_Problem requirements_
Work through the entries below and report how many lines include "arrow". The number alone is the answer.

_Stored data_
────────

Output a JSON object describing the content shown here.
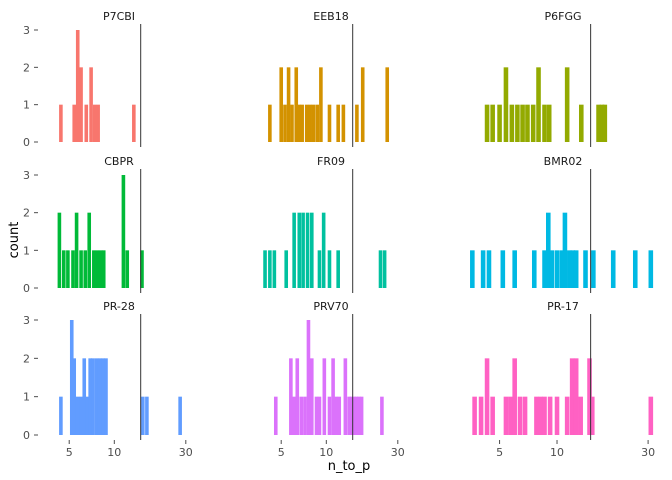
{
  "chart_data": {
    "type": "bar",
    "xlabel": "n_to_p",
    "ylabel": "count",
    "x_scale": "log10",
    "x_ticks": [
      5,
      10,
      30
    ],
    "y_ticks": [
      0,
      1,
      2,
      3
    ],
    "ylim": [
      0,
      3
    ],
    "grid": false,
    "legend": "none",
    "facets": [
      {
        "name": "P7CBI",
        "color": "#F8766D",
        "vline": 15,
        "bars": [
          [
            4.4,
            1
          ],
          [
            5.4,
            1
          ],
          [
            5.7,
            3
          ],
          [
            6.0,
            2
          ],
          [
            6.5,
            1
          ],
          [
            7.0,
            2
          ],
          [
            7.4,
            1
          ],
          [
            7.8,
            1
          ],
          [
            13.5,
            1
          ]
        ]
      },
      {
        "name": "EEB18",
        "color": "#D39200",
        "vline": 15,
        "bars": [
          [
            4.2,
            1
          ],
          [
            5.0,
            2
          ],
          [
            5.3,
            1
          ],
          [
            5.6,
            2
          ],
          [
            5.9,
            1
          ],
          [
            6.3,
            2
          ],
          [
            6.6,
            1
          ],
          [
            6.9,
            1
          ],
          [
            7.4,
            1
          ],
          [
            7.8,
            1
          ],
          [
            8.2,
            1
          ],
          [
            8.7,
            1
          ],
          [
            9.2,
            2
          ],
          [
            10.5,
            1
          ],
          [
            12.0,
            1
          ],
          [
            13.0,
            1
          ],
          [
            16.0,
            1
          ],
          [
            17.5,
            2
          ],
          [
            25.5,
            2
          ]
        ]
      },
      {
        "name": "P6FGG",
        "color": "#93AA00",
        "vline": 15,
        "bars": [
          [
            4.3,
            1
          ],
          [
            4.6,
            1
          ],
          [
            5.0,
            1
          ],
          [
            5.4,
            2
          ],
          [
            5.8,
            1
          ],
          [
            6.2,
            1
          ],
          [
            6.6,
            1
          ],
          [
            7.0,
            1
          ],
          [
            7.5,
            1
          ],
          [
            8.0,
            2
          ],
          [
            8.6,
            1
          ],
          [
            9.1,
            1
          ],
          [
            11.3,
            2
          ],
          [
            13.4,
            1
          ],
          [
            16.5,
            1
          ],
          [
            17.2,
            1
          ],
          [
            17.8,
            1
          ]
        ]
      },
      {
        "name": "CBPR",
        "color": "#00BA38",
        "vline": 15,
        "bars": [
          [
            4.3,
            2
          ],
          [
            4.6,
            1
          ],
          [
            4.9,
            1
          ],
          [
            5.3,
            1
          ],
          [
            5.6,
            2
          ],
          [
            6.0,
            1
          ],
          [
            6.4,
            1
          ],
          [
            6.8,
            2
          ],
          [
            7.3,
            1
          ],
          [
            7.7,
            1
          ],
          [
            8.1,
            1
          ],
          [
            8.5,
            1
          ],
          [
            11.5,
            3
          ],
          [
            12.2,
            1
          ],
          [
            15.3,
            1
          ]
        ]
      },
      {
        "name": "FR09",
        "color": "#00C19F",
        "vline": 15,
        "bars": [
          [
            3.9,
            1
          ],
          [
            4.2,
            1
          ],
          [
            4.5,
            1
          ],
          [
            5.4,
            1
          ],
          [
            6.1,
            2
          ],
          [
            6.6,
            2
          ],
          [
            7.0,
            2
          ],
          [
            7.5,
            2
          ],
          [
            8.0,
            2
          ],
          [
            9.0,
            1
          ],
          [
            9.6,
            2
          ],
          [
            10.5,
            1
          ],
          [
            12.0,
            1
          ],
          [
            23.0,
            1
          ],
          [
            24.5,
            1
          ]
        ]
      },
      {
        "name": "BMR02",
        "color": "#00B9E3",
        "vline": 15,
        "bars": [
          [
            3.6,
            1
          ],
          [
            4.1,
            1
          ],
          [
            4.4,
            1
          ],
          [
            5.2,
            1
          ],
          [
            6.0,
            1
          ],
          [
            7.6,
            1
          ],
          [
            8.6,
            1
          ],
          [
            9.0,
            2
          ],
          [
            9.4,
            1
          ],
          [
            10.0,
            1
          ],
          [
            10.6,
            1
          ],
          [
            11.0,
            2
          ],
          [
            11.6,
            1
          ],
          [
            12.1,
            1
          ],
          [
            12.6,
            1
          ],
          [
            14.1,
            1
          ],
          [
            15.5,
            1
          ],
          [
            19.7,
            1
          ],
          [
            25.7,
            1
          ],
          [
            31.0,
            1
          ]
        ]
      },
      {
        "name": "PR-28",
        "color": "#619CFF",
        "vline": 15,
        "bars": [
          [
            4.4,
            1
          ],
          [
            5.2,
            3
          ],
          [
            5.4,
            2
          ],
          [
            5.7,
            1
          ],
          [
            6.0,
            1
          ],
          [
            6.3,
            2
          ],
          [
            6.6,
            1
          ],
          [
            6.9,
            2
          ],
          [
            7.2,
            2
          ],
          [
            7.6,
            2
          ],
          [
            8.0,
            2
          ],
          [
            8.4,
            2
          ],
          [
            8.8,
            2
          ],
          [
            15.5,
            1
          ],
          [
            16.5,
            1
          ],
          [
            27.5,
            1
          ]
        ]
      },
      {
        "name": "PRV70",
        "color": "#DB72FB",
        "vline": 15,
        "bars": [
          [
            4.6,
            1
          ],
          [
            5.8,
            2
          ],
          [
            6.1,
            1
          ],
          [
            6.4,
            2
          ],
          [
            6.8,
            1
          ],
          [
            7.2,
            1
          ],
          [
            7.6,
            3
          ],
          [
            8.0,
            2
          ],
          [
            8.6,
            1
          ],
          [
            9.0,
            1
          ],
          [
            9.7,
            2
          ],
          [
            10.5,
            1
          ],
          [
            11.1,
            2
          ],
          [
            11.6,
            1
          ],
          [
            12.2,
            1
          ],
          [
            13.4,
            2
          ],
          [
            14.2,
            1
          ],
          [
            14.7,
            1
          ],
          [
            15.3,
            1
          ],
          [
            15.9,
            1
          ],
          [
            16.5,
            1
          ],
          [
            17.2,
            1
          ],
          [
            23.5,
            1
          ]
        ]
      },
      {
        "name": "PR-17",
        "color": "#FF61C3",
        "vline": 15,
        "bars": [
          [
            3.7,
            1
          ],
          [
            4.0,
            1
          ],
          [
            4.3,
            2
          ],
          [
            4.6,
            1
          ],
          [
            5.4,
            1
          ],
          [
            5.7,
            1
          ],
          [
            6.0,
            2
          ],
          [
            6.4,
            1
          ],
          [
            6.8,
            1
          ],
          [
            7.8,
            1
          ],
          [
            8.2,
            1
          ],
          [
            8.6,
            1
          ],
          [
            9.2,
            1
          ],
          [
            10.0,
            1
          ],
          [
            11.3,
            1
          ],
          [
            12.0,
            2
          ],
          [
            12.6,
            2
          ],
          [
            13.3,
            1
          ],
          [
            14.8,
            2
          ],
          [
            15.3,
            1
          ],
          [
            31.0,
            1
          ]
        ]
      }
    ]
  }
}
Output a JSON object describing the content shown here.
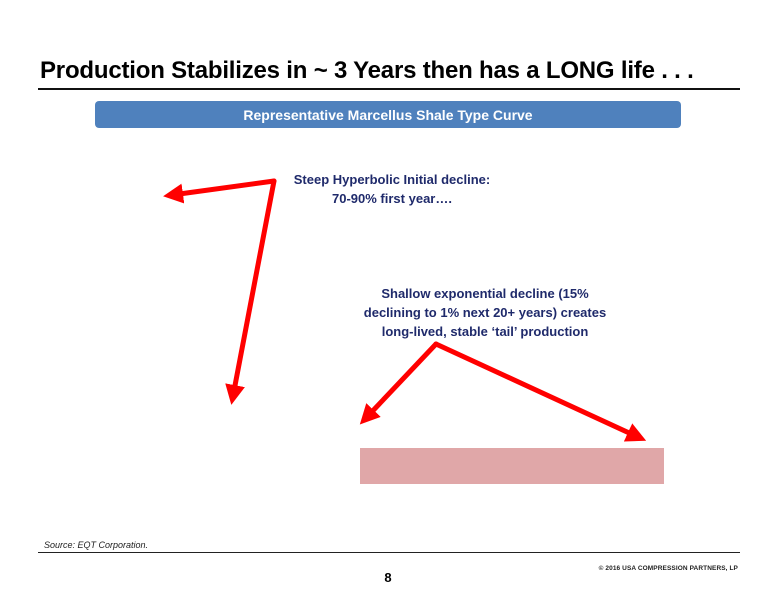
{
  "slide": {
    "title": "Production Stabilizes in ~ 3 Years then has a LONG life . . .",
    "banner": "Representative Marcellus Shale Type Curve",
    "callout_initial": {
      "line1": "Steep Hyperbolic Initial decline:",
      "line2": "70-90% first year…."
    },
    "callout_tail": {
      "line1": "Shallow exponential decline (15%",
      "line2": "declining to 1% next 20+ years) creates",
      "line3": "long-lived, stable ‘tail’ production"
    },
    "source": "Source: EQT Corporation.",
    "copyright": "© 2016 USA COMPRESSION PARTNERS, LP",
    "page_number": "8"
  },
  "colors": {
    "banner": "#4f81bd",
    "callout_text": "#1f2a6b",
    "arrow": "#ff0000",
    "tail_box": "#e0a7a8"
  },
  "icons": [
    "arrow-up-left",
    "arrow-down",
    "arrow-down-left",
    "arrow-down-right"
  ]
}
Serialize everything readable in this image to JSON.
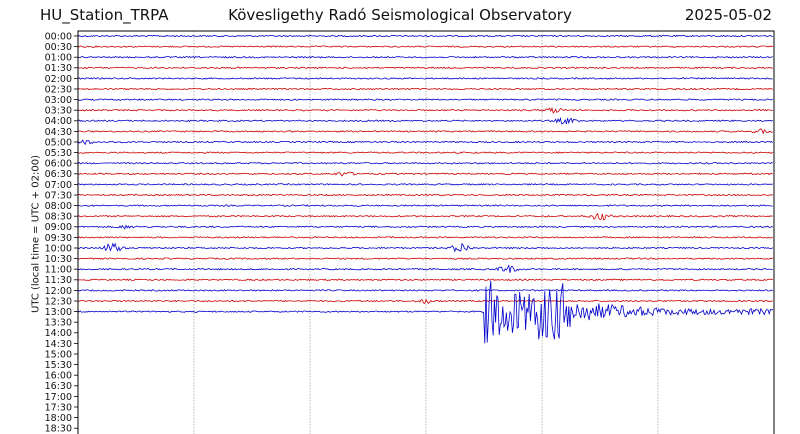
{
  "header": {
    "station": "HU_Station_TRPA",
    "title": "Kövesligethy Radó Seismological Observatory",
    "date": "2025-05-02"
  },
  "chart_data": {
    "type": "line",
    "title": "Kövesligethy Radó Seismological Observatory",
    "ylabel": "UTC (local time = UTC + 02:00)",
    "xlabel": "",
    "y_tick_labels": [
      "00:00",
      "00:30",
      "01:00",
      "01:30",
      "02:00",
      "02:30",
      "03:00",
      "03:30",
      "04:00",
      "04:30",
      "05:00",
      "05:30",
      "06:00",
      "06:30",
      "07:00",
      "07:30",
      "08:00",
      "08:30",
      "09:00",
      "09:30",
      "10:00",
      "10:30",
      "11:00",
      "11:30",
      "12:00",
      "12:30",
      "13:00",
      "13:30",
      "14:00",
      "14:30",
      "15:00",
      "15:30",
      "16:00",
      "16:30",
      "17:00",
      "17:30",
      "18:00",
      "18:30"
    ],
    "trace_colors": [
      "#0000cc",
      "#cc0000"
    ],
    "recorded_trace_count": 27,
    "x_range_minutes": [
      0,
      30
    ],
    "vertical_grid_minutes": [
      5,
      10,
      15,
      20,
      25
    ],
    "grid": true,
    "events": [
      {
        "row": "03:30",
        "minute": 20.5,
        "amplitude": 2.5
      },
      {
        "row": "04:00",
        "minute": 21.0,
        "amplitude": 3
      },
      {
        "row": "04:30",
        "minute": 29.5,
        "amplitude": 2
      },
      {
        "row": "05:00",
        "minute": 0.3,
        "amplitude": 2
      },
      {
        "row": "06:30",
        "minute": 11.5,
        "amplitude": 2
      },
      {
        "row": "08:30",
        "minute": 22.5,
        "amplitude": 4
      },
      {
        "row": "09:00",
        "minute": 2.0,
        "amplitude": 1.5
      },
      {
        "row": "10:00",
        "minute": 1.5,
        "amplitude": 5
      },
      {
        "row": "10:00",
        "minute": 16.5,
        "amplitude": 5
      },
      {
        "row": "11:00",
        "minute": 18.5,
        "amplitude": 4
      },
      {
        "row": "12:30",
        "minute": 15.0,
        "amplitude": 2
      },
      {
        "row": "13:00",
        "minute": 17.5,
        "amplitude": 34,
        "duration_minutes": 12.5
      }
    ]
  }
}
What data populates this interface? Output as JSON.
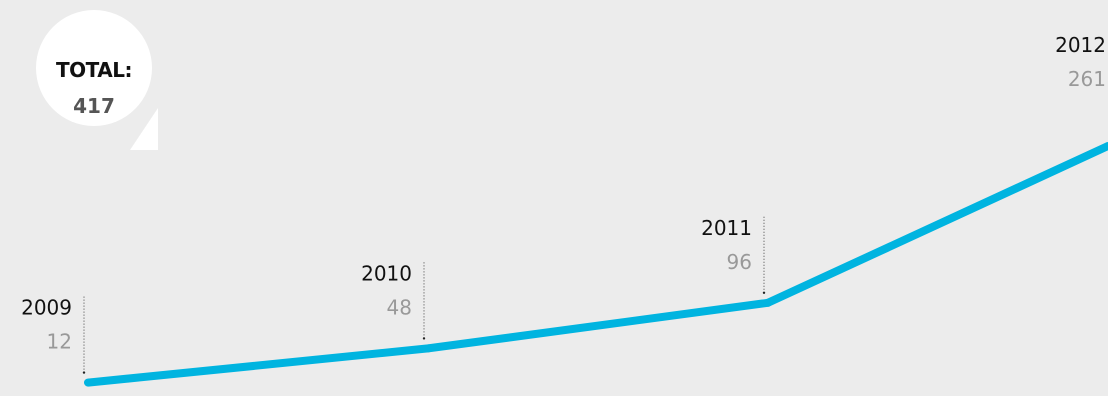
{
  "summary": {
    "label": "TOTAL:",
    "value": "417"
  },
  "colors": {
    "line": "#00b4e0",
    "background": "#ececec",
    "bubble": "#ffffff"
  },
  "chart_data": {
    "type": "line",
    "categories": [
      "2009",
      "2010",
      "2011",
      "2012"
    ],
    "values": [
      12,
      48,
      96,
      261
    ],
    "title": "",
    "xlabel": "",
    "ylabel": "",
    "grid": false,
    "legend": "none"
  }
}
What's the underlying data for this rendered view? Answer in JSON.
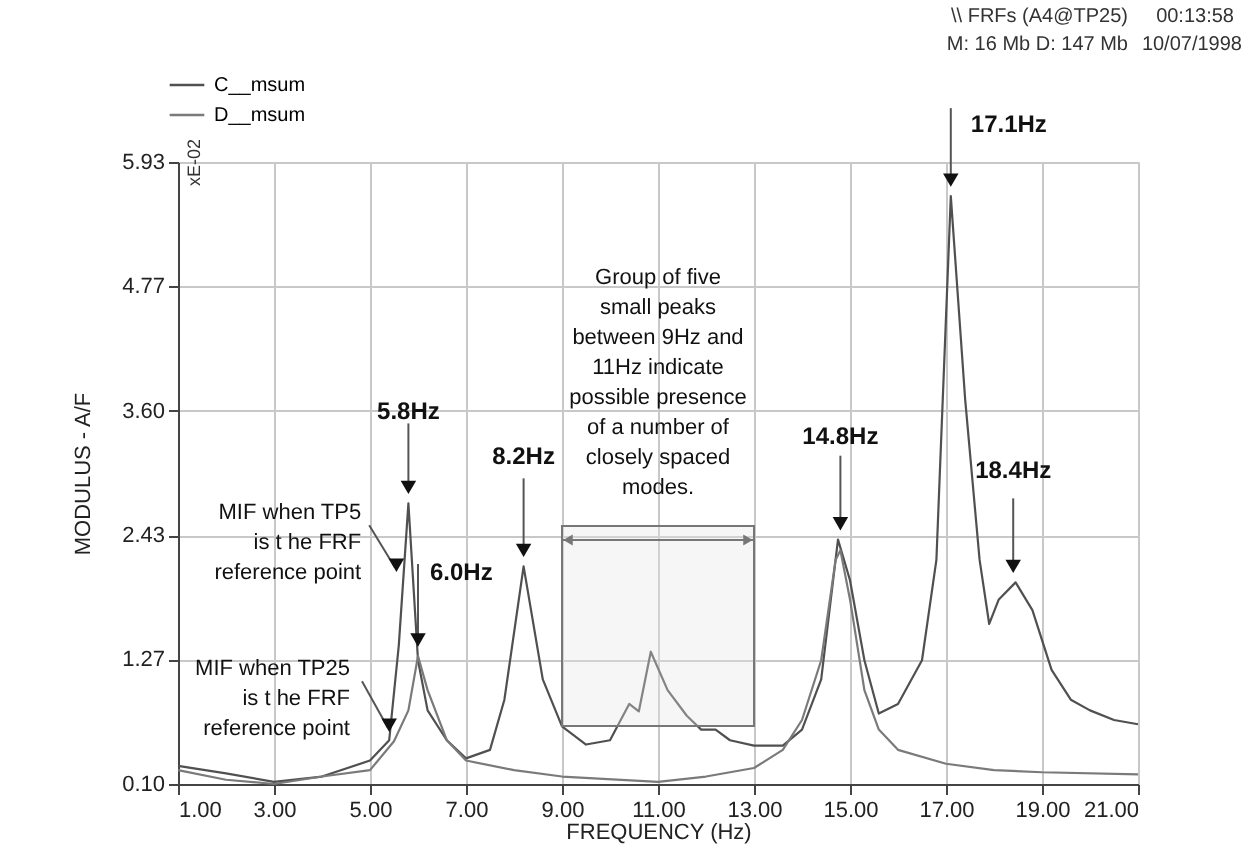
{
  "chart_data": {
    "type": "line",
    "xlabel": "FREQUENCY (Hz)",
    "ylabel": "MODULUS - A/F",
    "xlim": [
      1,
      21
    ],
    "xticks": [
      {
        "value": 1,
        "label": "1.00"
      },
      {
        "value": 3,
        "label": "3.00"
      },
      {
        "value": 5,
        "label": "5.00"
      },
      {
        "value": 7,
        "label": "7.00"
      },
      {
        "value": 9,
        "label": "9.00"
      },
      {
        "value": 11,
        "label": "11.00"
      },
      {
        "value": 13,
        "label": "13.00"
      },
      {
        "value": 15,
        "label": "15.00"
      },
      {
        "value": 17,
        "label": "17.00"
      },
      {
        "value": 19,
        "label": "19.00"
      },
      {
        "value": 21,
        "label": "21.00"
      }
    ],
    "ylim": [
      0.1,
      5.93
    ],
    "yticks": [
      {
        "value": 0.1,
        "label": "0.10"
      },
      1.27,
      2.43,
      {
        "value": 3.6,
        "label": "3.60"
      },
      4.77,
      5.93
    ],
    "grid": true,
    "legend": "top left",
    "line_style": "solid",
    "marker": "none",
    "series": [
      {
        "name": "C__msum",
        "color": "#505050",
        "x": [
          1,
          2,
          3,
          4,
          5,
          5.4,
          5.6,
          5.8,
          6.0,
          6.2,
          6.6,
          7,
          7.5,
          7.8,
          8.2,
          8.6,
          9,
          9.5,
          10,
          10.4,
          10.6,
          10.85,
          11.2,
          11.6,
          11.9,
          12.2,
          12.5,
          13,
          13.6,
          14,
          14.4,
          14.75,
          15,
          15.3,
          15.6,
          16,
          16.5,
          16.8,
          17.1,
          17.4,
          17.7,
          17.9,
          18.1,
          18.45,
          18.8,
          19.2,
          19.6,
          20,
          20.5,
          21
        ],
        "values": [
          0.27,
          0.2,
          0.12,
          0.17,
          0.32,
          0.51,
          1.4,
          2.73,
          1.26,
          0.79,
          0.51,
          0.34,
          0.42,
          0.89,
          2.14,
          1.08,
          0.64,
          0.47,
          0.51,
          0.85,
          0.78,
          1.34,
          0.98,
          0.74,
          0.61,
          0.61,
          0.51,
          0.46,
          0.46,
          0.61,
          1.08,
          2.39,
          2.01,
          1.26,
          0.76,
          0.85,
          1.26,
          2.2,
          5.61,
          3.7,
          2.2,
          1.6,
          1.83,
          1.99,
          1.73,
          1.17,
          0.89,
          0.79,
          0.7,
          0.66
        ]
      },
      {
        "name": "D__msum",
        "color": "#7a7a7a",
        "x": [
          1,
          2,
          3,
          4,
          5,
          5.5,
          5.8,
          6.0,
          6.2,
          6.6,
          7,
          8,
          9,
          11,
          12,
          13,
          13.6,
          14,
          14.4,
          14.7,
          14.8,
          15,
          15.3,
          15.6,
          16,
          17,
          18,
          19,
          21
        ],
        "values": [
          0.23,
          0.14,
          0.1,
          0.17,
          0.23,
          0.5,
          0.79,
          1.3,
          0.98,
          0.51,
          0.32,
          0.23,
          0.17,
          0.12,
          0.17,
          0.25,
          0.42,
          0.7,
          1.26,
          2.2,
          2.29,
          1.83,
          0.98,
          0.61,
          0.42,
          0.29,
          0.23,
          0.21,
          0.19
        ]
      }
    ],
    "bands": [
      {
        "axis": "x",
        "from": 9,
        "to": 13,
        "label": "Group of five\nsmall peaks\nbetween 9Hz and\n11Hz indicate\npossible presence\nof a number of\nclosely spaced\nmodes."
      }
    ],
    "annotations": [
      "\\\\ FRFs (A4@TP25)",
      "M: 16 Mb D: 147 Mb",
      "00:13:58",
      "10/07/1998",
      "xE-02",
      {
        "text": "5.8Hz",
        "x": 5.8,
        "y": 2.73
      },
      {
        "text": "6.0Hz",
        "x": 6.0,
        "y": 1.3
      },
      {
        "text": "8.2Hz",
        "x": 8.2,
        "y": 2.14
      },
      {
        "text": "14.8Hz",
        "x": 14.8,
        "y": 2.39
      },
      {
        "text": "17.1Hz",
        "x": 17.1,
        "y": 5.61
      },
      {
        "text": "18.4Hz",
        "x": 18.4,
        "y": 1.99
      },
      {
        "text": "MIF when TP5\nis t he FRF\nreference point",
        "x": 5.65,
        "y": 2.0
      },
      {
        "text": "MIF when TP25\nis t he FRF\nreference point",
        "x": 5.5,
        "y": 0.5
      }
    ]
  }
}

────────

_Task output_
5